→ SUPPLIED TEXT:
Palliative care has its history in the hospice movement pioneered by Dame Cicely Saunders, an English nurse and social worker, who founded St Christopher's Hospice in 1967 as well as the work of Elisabeth Kubler-Ross, a Swiss psychologist, who wrote about near-death experiences in her book ‘On Death and Dying’ in 1969. Inspired by Saunders and Kulber-Ross, the first palliative care ward was founded by Balfour Mount, a urologist, at the Royal Victoria Hospital in Montreal, Canada.
The Evolving Model
Over the years, palliative care has evolved to be a part of the active treatment versus coming in after active treatment is over and the disease is considered incurable. Indeed, medical science has realized the importance of early intervention palliative care to improve the day-to-day experience for the patient, thereby increasing the chances of cure. Palliative care now also involves taking care of the family in the event of the patient’s death by offering psychological, spiritual and social support during the bereavement process. Palliative care therefore covers the entire timeline for a patient from the time of diagnosis of an advanced life-threatening disease till after the death of the patient in certain cases.

→ EXCERPTED DATA:
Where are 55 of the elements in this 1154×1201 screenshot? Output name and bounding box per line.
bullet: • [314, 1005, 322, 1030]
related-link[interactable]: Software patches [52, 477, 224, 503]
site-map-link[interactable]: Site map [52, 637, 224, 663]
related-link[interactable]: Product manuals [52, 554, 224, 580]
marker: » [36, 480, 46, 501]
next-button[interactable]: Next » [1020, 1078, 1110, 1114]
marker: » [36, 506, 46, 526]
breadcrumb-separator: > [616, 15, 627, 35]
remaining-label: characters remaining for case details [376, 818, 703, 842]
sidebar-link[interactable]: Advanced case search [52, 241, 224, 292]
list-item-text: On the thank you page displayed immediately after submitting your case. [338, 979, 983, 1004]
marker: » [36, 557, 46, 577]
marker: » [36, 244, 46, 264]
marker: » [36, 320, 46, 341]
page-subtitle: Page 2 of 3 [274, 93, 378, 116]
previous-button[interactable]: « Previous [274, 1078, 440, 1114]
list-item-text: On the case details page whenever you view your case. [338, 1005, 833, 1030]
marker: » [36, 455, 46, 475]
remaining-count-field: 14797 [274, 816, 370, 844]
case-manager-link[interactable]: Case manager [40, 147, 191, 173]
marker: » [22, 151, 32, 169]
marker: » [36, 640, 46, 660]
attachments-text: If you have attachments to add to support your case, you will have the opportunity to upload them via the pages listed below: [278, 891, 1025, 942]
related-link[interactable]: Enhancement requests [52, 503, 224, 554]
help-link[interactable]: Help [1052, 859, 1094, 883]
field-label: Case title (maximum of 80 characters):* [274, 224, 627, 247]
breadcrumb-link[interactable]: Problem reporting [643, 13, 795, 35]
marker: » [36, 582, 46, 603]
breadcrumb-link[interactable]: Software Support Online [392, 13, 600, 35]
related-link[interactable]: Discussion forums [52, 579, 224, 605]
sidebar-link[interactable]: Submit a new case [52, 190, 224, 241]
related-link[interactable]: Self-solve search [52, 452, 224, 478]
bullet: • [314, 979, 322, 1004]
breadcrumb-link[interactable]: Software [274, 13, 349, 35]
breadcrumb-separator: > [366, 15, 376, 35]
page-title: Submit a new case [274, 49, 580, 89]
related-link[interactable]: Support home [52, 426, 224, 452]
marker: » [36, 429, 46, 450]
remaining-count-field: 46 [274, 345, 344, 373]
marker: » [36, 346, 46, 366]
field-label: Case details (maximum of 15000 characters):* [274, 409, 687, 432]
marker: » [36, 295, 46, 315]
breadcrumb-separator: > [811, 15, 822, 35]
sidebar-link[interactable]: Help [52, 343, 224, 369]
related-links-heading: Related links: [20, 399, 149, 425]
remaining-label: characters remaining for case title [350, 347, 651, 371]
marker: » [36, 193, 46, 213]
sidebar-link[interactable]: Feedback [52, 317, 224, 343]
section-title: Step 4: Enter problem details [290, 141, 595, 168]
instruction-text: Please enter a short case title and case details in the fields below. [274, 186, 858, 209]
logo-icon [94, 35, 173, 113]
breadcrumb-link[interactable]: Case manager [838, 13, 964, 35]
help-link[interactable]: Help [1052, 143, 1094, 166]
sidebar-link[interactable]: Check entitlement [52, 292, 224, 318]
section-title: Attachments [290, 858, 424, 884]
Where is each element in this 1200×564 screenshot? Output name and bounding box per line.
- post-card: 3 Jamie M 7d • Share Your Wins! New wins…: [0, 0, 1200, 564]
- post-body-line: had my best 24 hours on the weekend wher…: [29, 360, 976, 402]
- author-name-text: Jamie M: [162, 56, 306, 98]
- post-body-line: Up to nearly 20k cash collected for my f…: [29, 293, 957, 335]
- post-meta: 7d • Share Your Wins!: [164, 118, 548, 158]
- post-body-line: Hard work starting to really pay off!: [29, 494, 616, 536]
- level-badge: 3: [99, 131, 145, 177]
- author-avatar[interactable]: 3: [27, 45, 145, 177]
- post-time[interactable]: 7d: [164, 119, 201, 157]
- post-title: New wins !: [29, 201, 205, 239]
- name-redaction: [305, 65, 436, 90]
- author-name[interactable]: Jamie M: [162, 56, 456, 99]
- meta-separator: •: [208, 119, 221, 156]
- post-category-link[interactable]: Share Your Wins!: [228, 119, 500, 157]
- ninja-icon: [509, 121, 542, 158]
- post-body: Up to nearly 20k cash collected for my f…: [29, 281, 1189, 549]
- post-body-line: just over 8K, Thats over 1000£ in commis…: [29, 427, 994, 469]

→ WHAT TO WORK ON:
A. Rewrite the paragraph of the palliative care text that begins "Over the years, palliative care has evolved" as a short list that keeps its main facts.
B. Set down, word for word, the part of the palliative care text that opens with the words containing "Palliative care has its" and closes with "in Montreal, Canada.".
The entries come from a different source than the palliative care text.

→ YOUR RESPONSES:
A.
- Palliative care has become part of active treatment instead of starting only after active treatment ends and the disease is considered incurable.
- Medical science recognizes that early palliative care improves the patient's day-to-day experience and so increases the chances of cure.
- It now also supports the family after the patient's death with psychological, spiritual and social help during bereavement.
- It spans the patient's whole timeline, from diagnosis of an advanced life-threatening disease to, in certain cases, after the patient's death.

B.
Palliative care has its history in the hospice movement pioneered by Dame Cicely Saunders, an English nurse and social worker, who founded St Christopher's Hospice in 1967 as well as the work of Elisabeth Kubler-Ross, a Swiss psychologist, who wrote about near-death experiences in her book ‘On Death and Dying’ in 1969. Inspired by Saunders and Kulber-Ross, the first palliative care ward was founded by Balfour Mount, a urologist, at the Royal Victoria Hospital in Montreal, Canada.